• _PROBLEM_
Wherever the string "icon" occurs in a line of these records, report that line.

• _DATA FOR THIS EXERCISE_
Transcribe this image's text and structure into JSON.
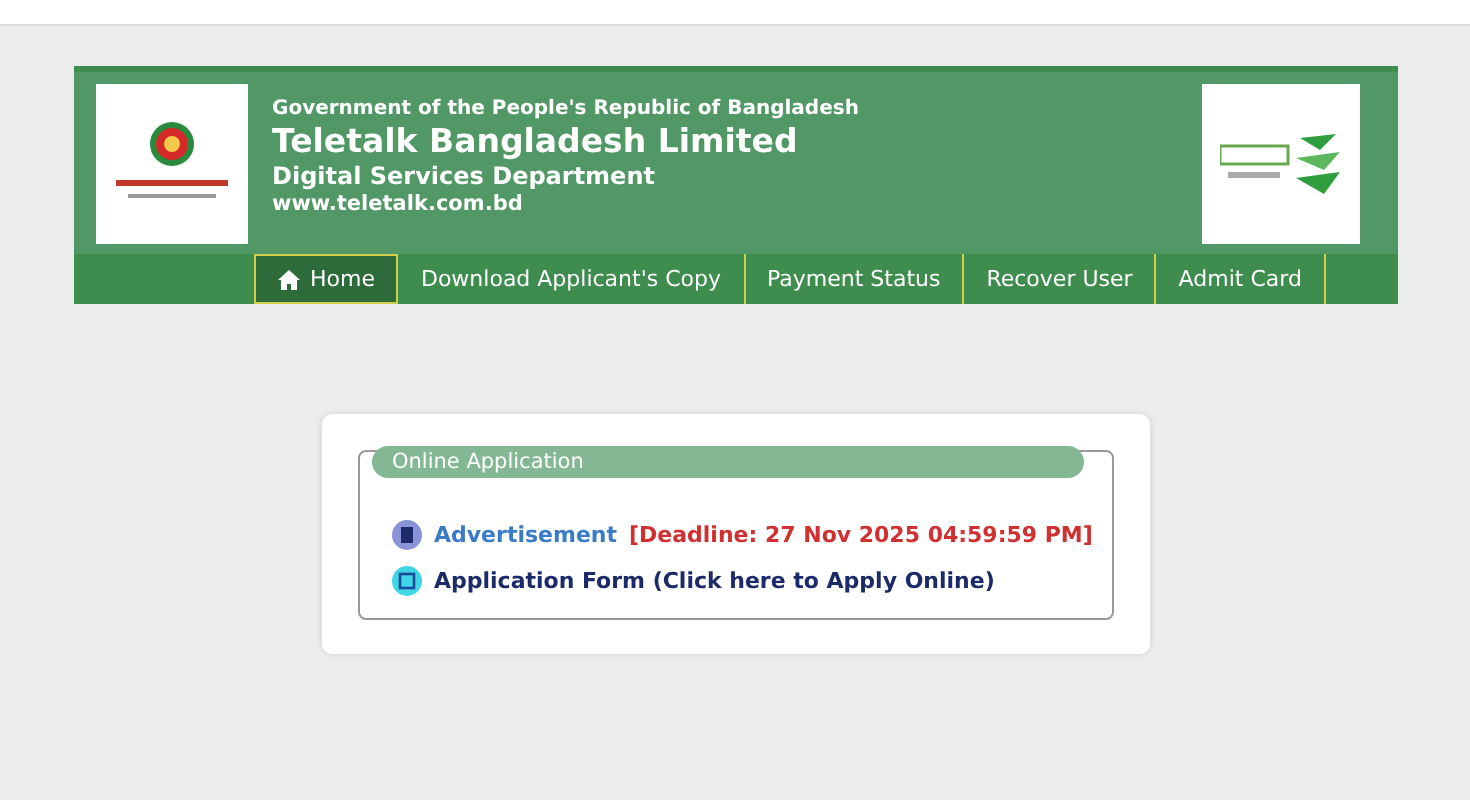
{
  "header": {
    "government": "Government of the People's Republic of Bangladesh",
    "organization": "Teletalk Bangladesh Limited",
    "department": "Digital Services Department",
    "website": "www.teletalk.com.bd"
  },
  "nav": [
    {
      "kind": "home",
      "label": "Home",
      "selected": true
    },
    {
      "kind": "link",
      "label": "Download Applicant's Copy",
      "selected": false
    },
    {
      "kind": "link",
      "label": "Payment Status",
      "selected": false
    },
    {
      "kind": "link",
      "label": "Recover User",
      "selected": false
    },
    {
      "kind": "link",
      "label": "Admit Card",
      "selected": false
    }
  ],
  "application_box": {
    "legend": "Online Application",
    "links": [
      {
        "kind": "advertisement",
        "label": "Advertisement",
        "note": "[Deadline: 27 Nov 2025 04:59:59 PM]"
      },
      {
        "kind": "form",
        "label": "Application Form (Click here to Apply Online)"
      }
    ]
  }
}
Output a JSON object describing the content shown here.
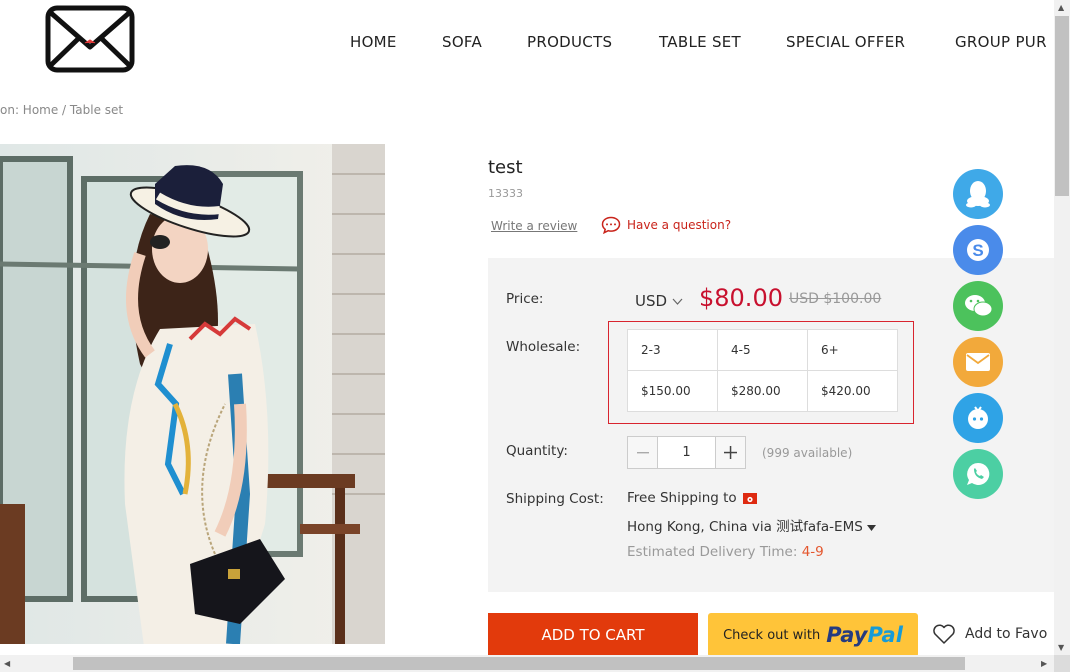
{
  "nav": {
    "items": [
      "HOME",
      "SOFA",
      "PRODUCTS",
      "TABLE SET",
      "SPECIAL OFFER",
      "GROUP PUR"
    ]
  },
  "breadcrumb": "on: Home / Table set",
  "product": {
    "title": "test",
    "sku": "13333",
    "write_review": "Write a review",
    "have_question": "Have a question?"
  },
  "price": {
    "label": "Price:",
    "currency": "USD",
    "current": "$80.00",
    "original": "USD $100.00"
  },
  "wholesale": {
    "label": "Wholesale:",
    "tiers": [
      "2-3",
      "4-5",
      "6+"
    ],
    "prices": [
      "$150.00",
      "$280.00",
      "$420.00"
    ]
  },
  "quantity": {
    "label": "Quantity:",
    "value": "1",
    "available": "(999 available)"
  },
  "shipping": {
    "label": "Shipping Cost:",
    "line1": "Free Shipping to",
    "line2": "Hong Kong, China via 测试fafa-EMS",
    "est_label": "Estimated Delivery Time:",
    "est_value": "4-9"
  },
  "actions": {
    "add_to_cart": "ADD TO CART",
    "paypal_prefix": "Check out with",
    "paypal_brand_a": "Pay",
    "paypal_brand_b": "Pal",
    "favorite": "Add to Favo"
  },
  "colors": {
    "accent_red": "#c8102e",
    "cart_orange": "#e23a0c",
    "paypal_yellow": "#ffc439"
  },
  "float_buttons": [
    "qq-icon",
    "skype-icon",
    "wechat-icon",
    "email-icon",
    "chat-bot-icon",
    "whatsapp-icon"
  ]
}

• _EXERCISE RESULT_
    "qq-icon",
    "skype-icon",
    "wechat-icon",
    "email-icon",
    "chat-bot-icon",
    "whatsapp-icon"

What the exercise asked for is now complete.